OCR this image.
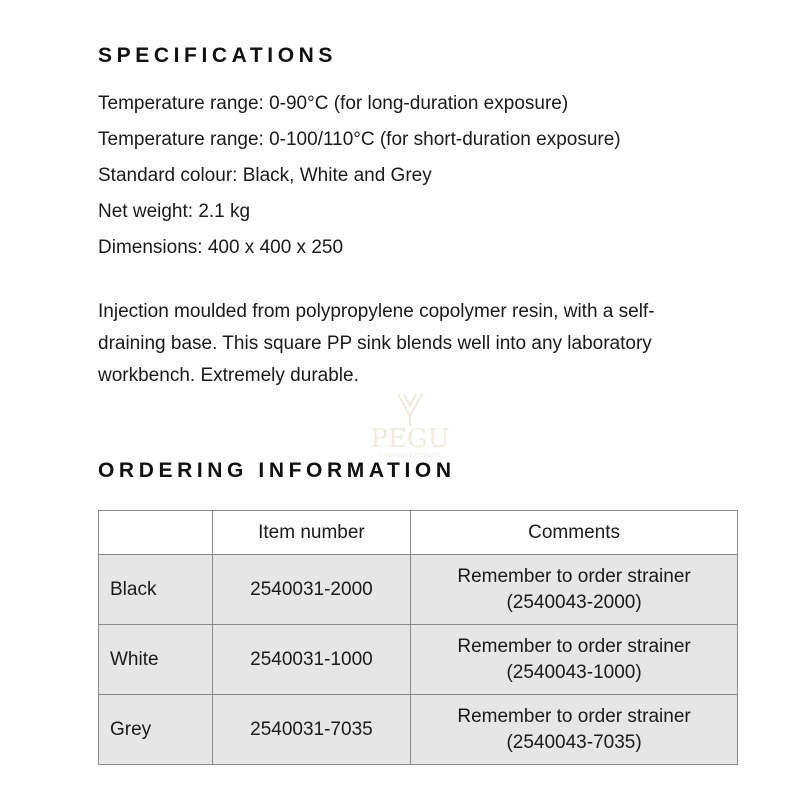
SPECIFICATIONS
Temperature range: 0-90°C (for long-duration exposure)
Temperature range: 0-100/110°C (for short-duration exposure)
Standard colour: Black, White and Grey
Net weight: 2.1 kg
Dimensions: 400 x 400 x 250

Injection moulded from polypropylene copolymer resin, with a self-draining base. This square PP sink blends well into any laboratory workbench. Extremely durable.

PEGU
Laboratory Products
ORDERING INFORMATION
	Item number	Comments
Black	2540031-2000	Remember to order strainer
(2540043-2000)

White	2540031-1000	Remember to order strainer
(2540043-1000)

Grey	2540031-7035	Remember to order strainer
(2540043-7035)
---*---
Problem
Print all of the records shown above exactly, leaving out each picture.

Exercise answer
OCR this image.
SPECIFICATIONS
Temperature range: 0-90°C (for long-duration exposure)
Temperature range: 0-100/110°C (for short-duration exposure)
Standard colour: Black, White and Grey
Net weight: 2.1 kg
Dimensions: 400 x 400 x 250

Injection moulded from polypropylene copolymer resin, with a self-draining base. This square PP sink blends well into any laboratory workbench. Extremely durable.

PEGU
Laboratory Products
ORDERING INFORMATION
	Item number	Comments
Black	2540031-2000	Remember to order strainer
(2540043-2000)

White	2540031-1000	Remember to order strainer
(2540043-1000)

Grey	2540031-7035	Remember to order strainer
(2540043-7035)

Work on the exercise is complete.